- Exercise details
Return every record below exactly as written, but leave out the pictures.

- Record extracts
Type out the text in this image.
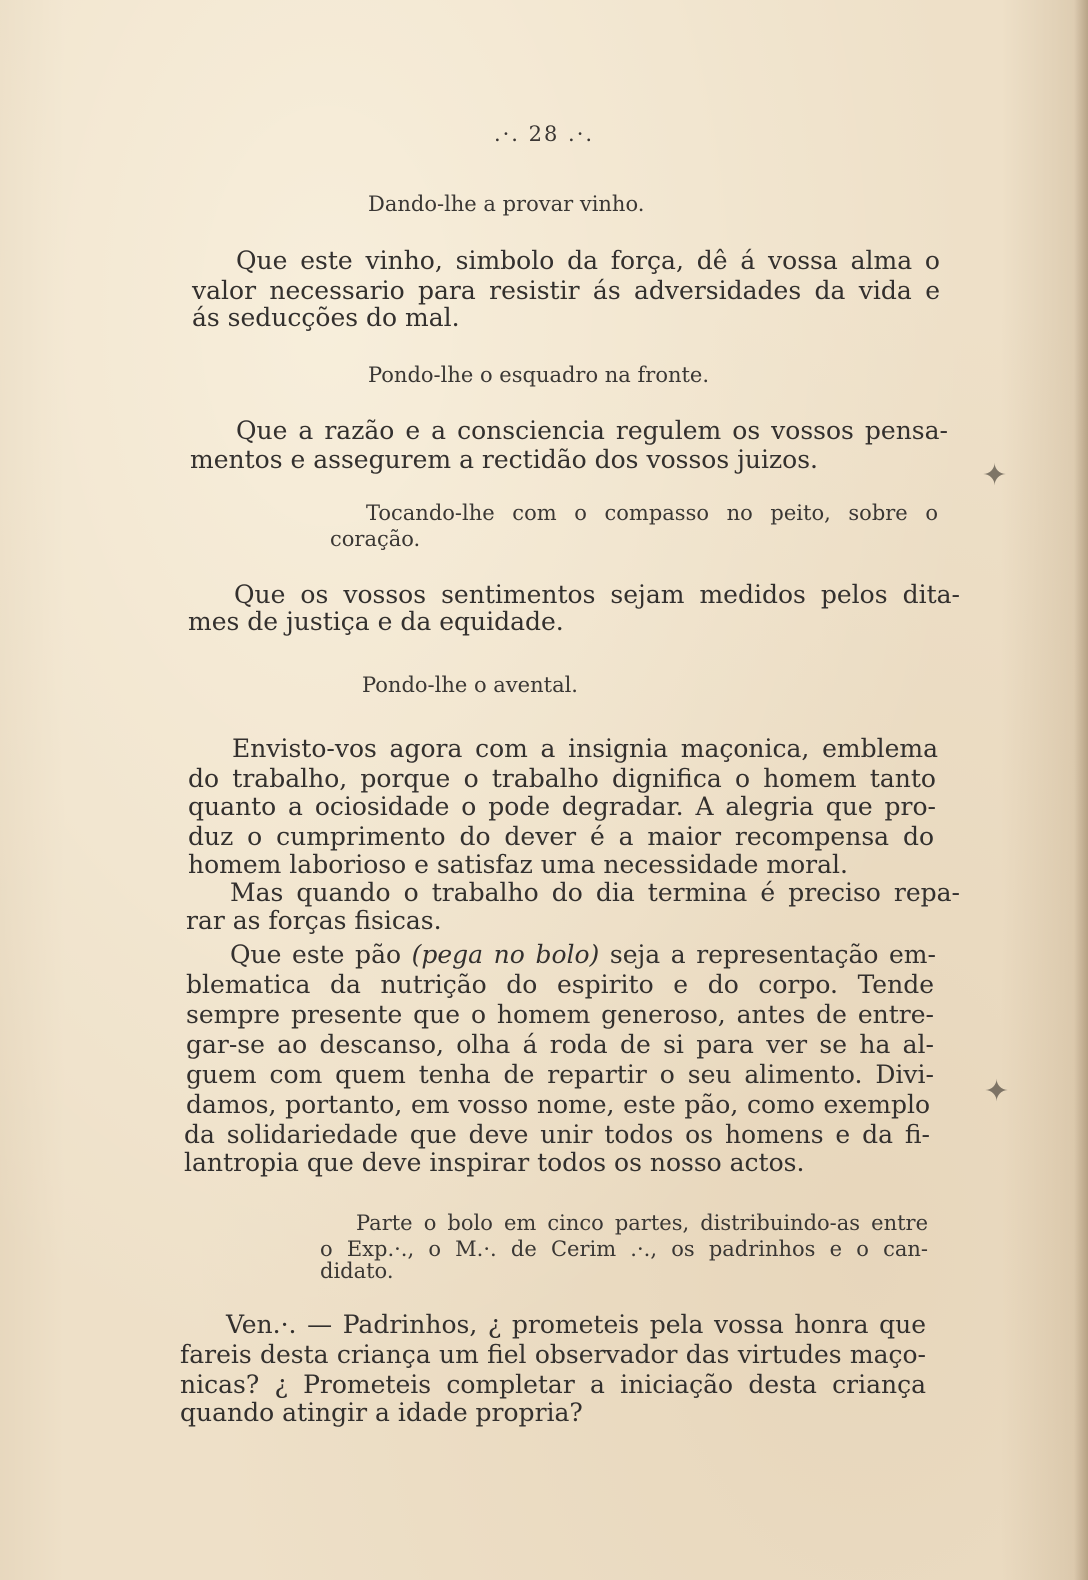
.·. 28 .·.
Dando-lhe a provar vinho.
Que este vinho, simbolo da força, dê á vossa alma o
valor necessario para resistir ás adversidades da vida e
ás seducções do mal.
Pondo-lhe o esquadro na fronte.
Que a razão e a consciencia regulem os vossos pensa-
mentos e assegurem a rectidão dos vossos juizos.
Tocando-lhe com o compasso no peito, sobre o
coração.
Que os vossos sentimentos sejam medidos pelos dita-
mes de justiça e da equidade.
Pondo-lhe o avental.
Envisto-vos agora com a insignia maçonica, emblema
do trabalho, porque o trabalho dignifica o homem tanto
quanto a ociosidade o pode degradar. A alegria que pro-
duz o cumprimento do dever é a maior recompensa do
homem laborioso e satisfaz uma necessidade moral.
Mas quando o trabalho do dia termina é preciso repa-
rar as forças fisicas.
Que este pão (pega no bolo) seja a representação em-
blematica da nutrição do espirito e do corpo. Tende
sempre presente que o homem generoso, antes de entre-
gar-se ao descanso, olha á roda de si para ver se ha al-
guem com quem tenha de repartir o seu alimento. Divi-
damos, portanto, em vosso nome, este pão, como exemplo
da solidariedade que deve unir todos os homens e da fi-
lantropia que deve inspirar todos os nosso actos.
Parte o bolo em cinco partes, distribuindo-as entre
o Exp.·., o M.·. de Cerim .·., os padrinhos e o can-
didato.
Ven.·. — Padrinhos, ¿ prometeis pela vossa honra que
fareis desta criança um fiel observador das virtudes maço-
nicas? ¿ Prometeis completar a iniciação desta criança
quando atingir a idade propria?
✦
✦
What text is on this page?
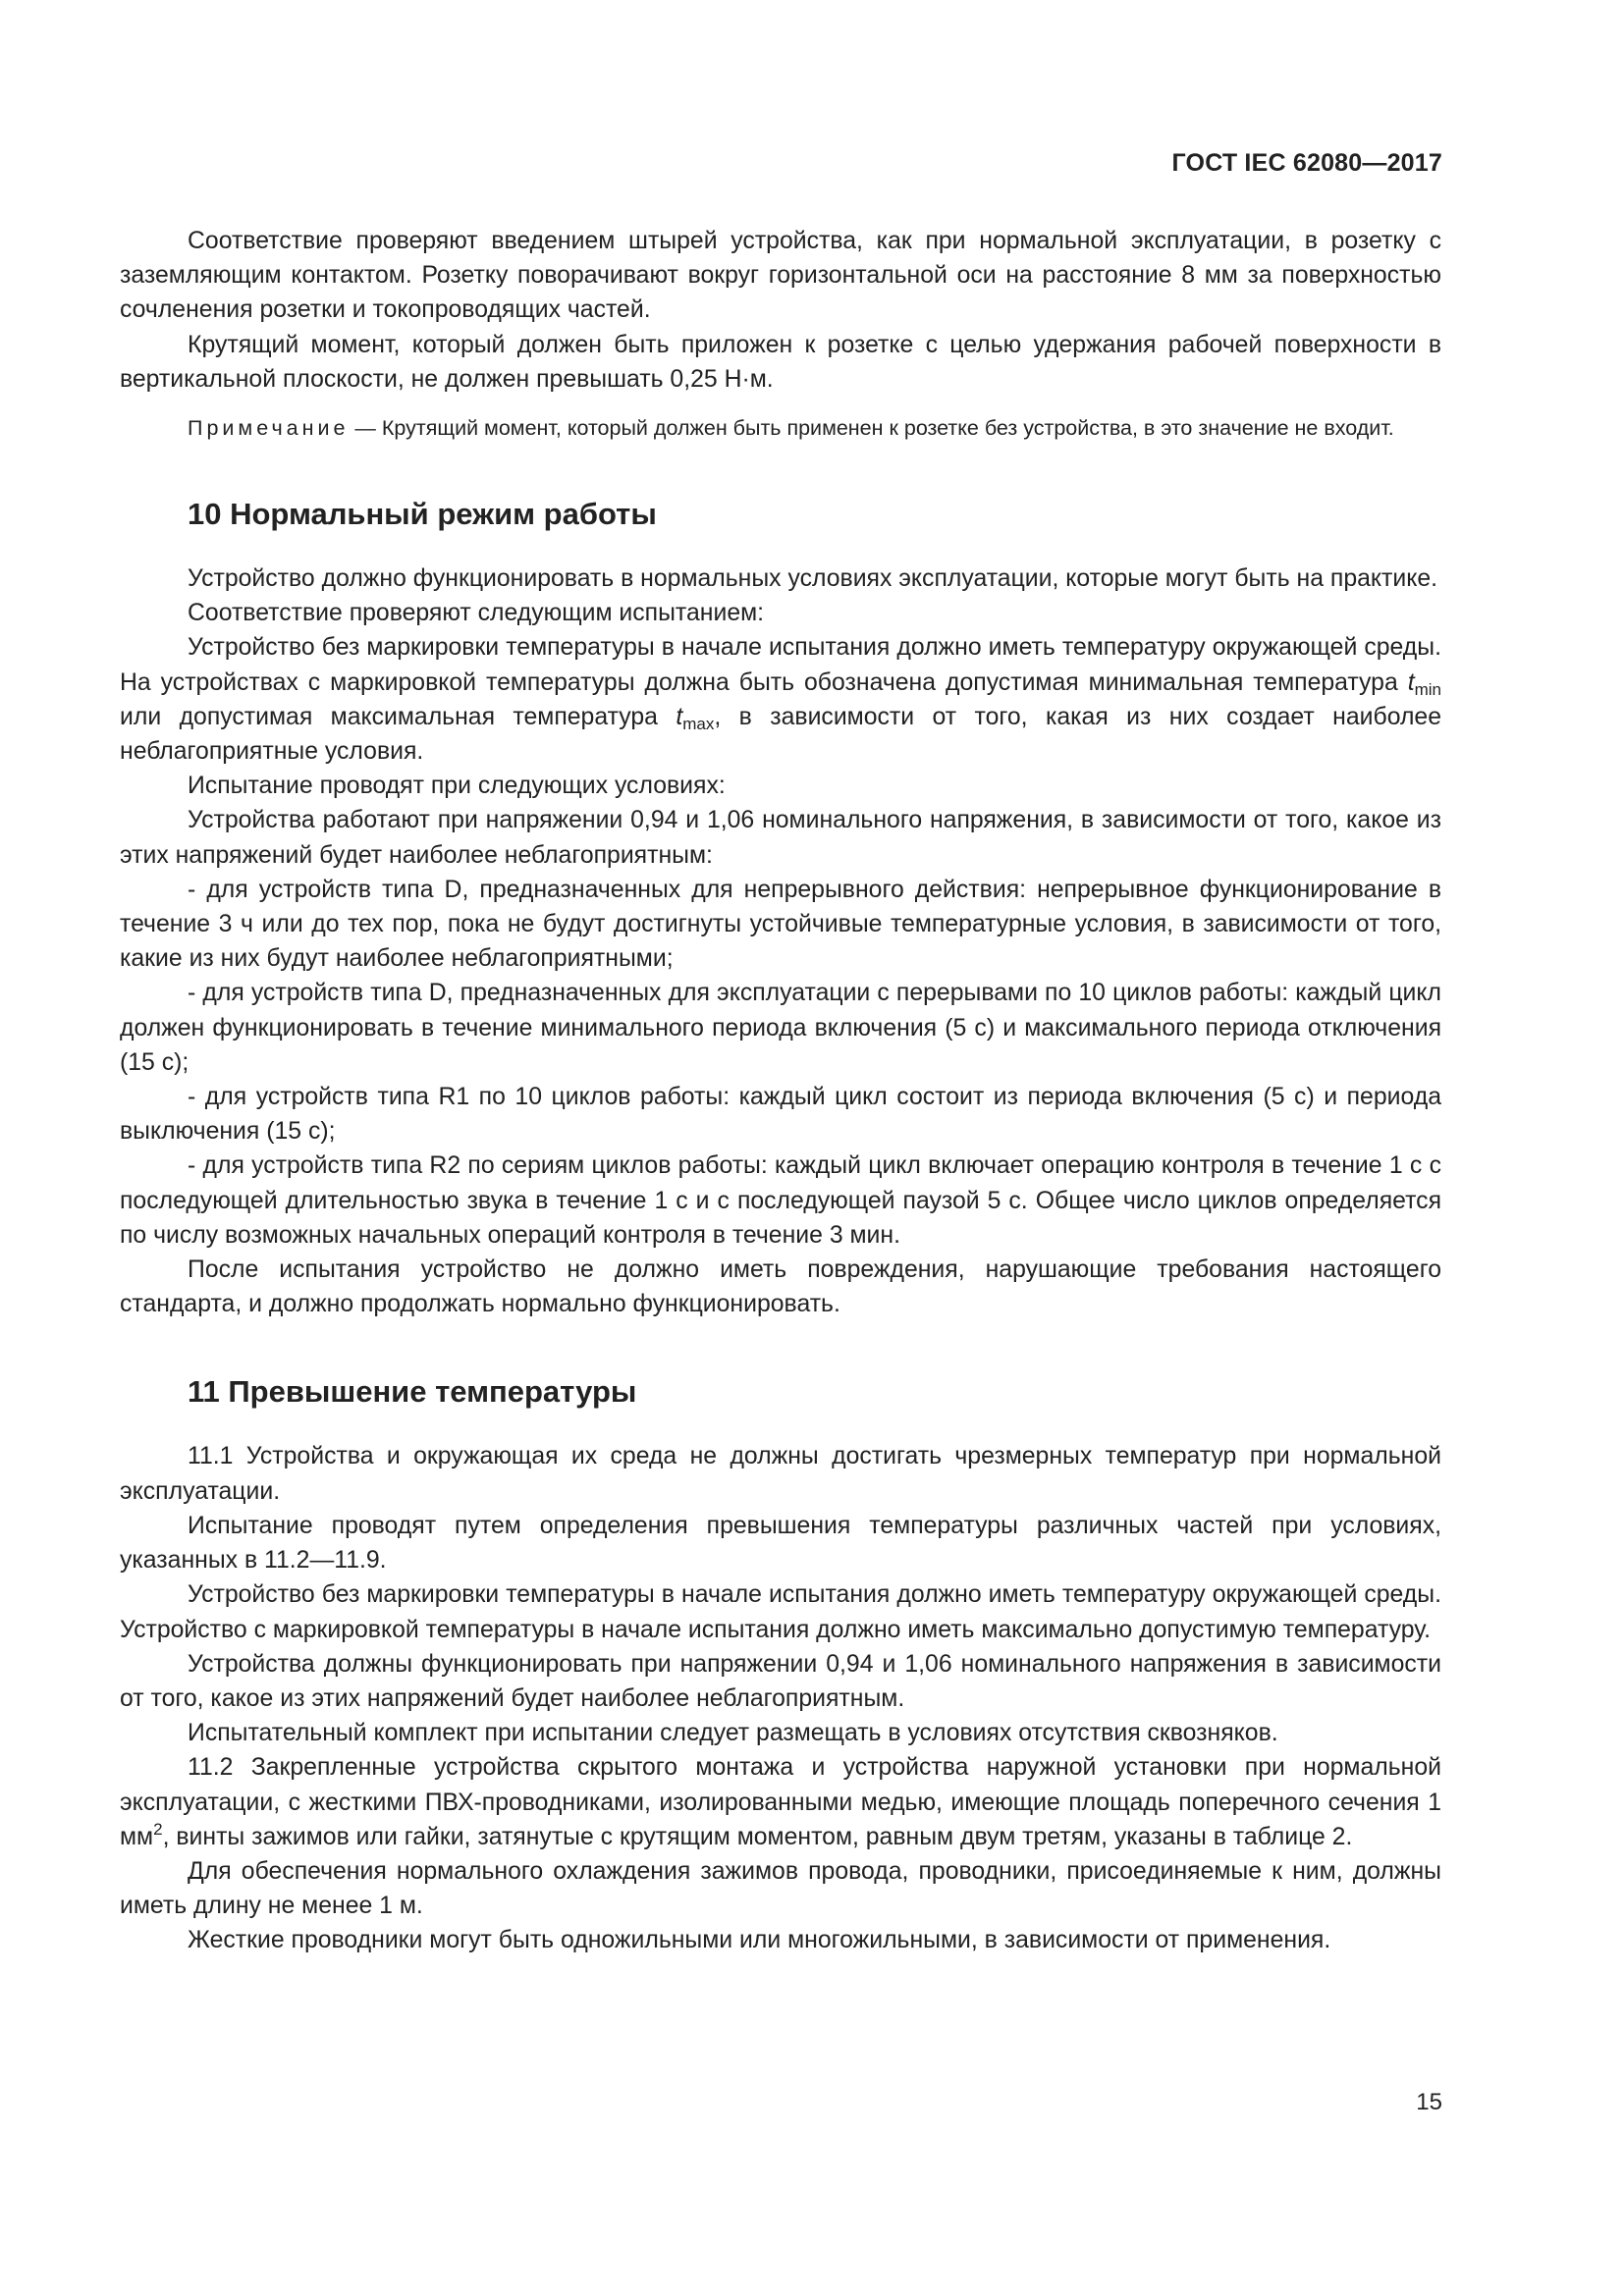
ГОСТ IEC 62080—2017

Соответствие проверяют введением штырей устройства, как при нормальной эксплуатации, в розетку с заземляющим контактом. Розетку поворачивают вокруг горизонтальной оси на расстояние 8 мм за поверхностью сочленения розетки и токопроводящих частей.

Крутящий момент, который должен быть приложен к розетке с целью удержания рабочей поверхности в вертикальной плоскости, не должен превышать 0,25 Н·м.

Примечание — Крутящий момент, который должен быть применен к розетке без устройства, в это значение не входит.

10 Нормальный режим работы

Устройство должно функционировать в нормальных условиях эксплуатации, которые могут быть на практике.

Соответствие проверяют следующим испытанием:

Устройство без маркировки температуры в начале испытания должно иметь температуру окружающей среды. На устройствах с маркировкой температуры должна быть обозначена допустимая минимальная температура $t_{min}$ или допустимая максимальная температура $t_{max}$, в зависимости от того, какая из них создает наиболее неблагоприятные условия.

Испытание проводят при следующих условиях:

Устройства работают при напряжении 0,94 и 1,06 номинального напряжения, в зависимости от того, какое из этих напряжений будет наиболее неблагоприятным:

- для устройств типа D, предназначенных для непрерывного действия: непрерывное функционирование в течение 3 ч или до тех пор, пока не будут достигнуты устойчивые температурные условия, в зависимости от того, какие из них будут наиболее неблагоприятными;

- для устройств типа D, предназначенных для эксплуатации с перерывами по 10 циклов работы: каждый цикл должен функционировать в течение минимального периода включения (5 с) и максимального периода отключения (15 с);

- для устройств типа R1 по 10 циклов работы: каждый цикл состоит из периода включения (5 с) и периода выключения (15 с);

- для устройств типа R2 по сериям циклов работы: каждый цикл включает операцию контроля в течение 1 с с последующей длительностью звука в течение 1 с и с последующей паузой 5 с. Общее число циклов определяется по числу возможных начальных операций контроля в течение 3 мин.

После испытания устройство не должно иметь повреждения, нарушающие требования настоящего стандарта, и должно продолжать нормально функционировать.

11 Превышение температуры

11.1 Устройства и окружающая их среда не должны достигать чрезмерных температур при нормальной эксплуатации.

Испытание проводят путем определения превышения температуры различных частей при условиях, указанных в 11.2—11.9.

Устройство без маркировки температуры в начале испытания должно иметь температуру окружающей среды. Устройство с маркировкой температуры в начале испытания должно иметь максимально допустимую температуру.

Устройства должны функционировать при напряжении 0,94 и 1,06 номинального напряжения в зависимости от того, какое из этих напряжений будет наиболее неблагоприятным.

Испытательный комплект при испытании следует размещать в условиях отсутствия сквозняков.

11.2 Закрепленные устройства скрытого монтажа и устройства наружной установки при нормальной эксплуатации, с жесткими ПВХ-проводниками, изолированными медью, имеющие площадь поперечного сечения 1 $мм^2$, винты зажимов или гайки, затянутые с крутящим моментом, равным двум третям, указаны в таблице 2.

Для обеспечения нормального охлаждения зажимов провода, проводники, присоединяемые к ним, должны иметь длину не менее 1 м.

Жесткие проводники могут быть одножильными или многожильными, в зависимости от применения.

15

- Correct output
Type out the text in this image.
.·. 28 .·.
Dando-lhe a provar vinho.
Que este vinho, simbolo da força, dê á vossa alma o
valor necessario para resistir ás adversidades da vida e
ás seducções do mal.
Pondo-lhe o esquadro na fronte.
Que a razão e a consciencia regulem os vossos pensa-
mentos e assegurem a rectidão dos vossos juizos.
Tocando-lhe com o compasso no peito, sobre o
coração.
Que os vossos sentimentos sejam medidos pelos dita-
mes de justiça e da equidade.
Pondo-lhe o avental.
Envisto-vos agora com a insignia maçonica, emblema
do trabalho, porque o trabalho dignifica o homem tanto
quanto a ociosidade o pode degradar. A alegria que pro-
duz o cumprimento do dever é a maior recompensa do
homem laborioso e satisfaz uma necessidade moral.
Mas quando o trabalho do dia termina é preciso repa-
rar as forças fisicas.
Que este pão (pega no bolo) seja a representação em-
blematica da nutrição do espirito e do corpo. Tende
sempre presente que o homem generoso, antes de entre-
gar-se ao descanso, olha á roda de si para ver se ha al-
guem com quem tenha de repartir o seu alimento. Divi-
damos, portanto, em vosso nome, este pão, como exemplo
da solidariedade que deve unir todos os homens e da fi-
lantropia que deve inspirar todos os nosso actos.
Parte o bolo em cinco partes, distribuindo-as entre
o Exp.·., o M.·. de Cerim .·., os padrinhos e o can-
didato.
Ven.·. — Padrinhos, ¿ prometeis pela vossa honra que
fareis desta criança um fiel observador das virtudes maço-
nicas? ¿ Prometeis completar a iniciação desta criança
quando atingir a idade propria?
✦
✦
What text is on this page?
ГОСТ IEC 62080—2017

Соответствие проверяют введением штырей устройства, как при нормальной эксплуатации, в розетку с заземляющим контактом. Розетку поворачивают вокруг горизонтальной оси на расстояние 8 мм за поверхностью сочленения розетки и токопроводящих частей.

Крутящий момент, который должен быть приложен к розетке с целью удержания рабочей поверхности в вертикальной плоскости, не должен превышать 0,25 Н·м.

Примечание — Крутящий момент, который должен быть применен к розетке без устройства, в это значение не входит.

10 Нормальный режим работы

Устройство должно функционировать в нормальных условиях эксплуатации, которые могут быть на практике.

Соответствие проверяют следующим испытанием:

Устройство без маркировки температуры в начале испытания должно иметь температуру окружающей среды. На устройствах с маркировкой температуры должна быть обозначена допустимая минимальная температура $t_{min}$ или допустимая максимальная температура $t_{max}$, в зависимости от того, какая из них создает наиболее неблагоприятные условия.

Испытание проводят при следующих условиях:

Устройства работают при напряжении 0,94 и 1,06 номинального напряжения, в зависимости от того, какое из этих напряжений будет наиболее неблагоприятным:

- для устройств типа D, предназначенных для непрерывного действия: непрерывное функционирование в течение 3 ч или до тех пор, пока не будут достигнуты устойчивые температурные условия, в зависимости от того, какие из них будут наиболее неблагоприятными;

- для устройств типа D, предназначенных для эксплуатации с перерывами по 10 циклов работы: каждый цикл должен функционировать в течение минимального периода включения (5 с) и максимального периода отключения (15 с);

- для устройств типа R1 по 10 циклов работы: каждый цикл состоит из периода включения (5 с) и периода выключения (15 с);

- для устройств типа R2 по сериям циклов работы: каждый цикл включает операцию контроля в течение 1 с с последующей длительностью звука в течение 1 с и с последующей паузой 5 с. Общее число циклов определяется по числу возможных начальных операций контроля в течение 3 мин.

После испытания устройство не должно иметь повреждения, нарушающие требования настоящего стандарта, и должно продолжать нормально функционировать.

11 Превышение температуры

11.1 Устройства и окружающая их среда не должны достигать чрезмерных температур при нормальной эксплуатации.

Испытание проводят путем определения превышения температуры различных частей при условиях, указанных в 11.2—11.9.

Устройство без маркировки температуры в начале испытания должно иметь температуру окружающей среды. Устройство с маркировкой температуры в начале испытания должно иметь максимально допустимую температуру.

Устройства должны функционировать при напряжении 0,94 и 1,06 номинального напряжения в зависимости от того, какое из этих напряжений будет наиболее неблагоприятным.

Испытательный комплект при испытании следует размещать в условиях отсутствия сквозняков.

11.2 Закрепленные устройства скрытого монтажа и устройства наружной установки при нормальной эксплуатации, с жесткими ПВХ-проводниками, изолированными медью, имеющие площадь поперечного сечения 1 $мм^2$, винты зажимов или гайки, затянутые с крутящим моментом, равным двум третям, указаны в таблице 2.

Для обеспечения нормального охлаждения зажимов провода, проводники, присоединяемые к ним, должны иметь длину не менее 1 м.

Жесткие проводники могут быть одножильными или многожильными, в зависимости от применения.

15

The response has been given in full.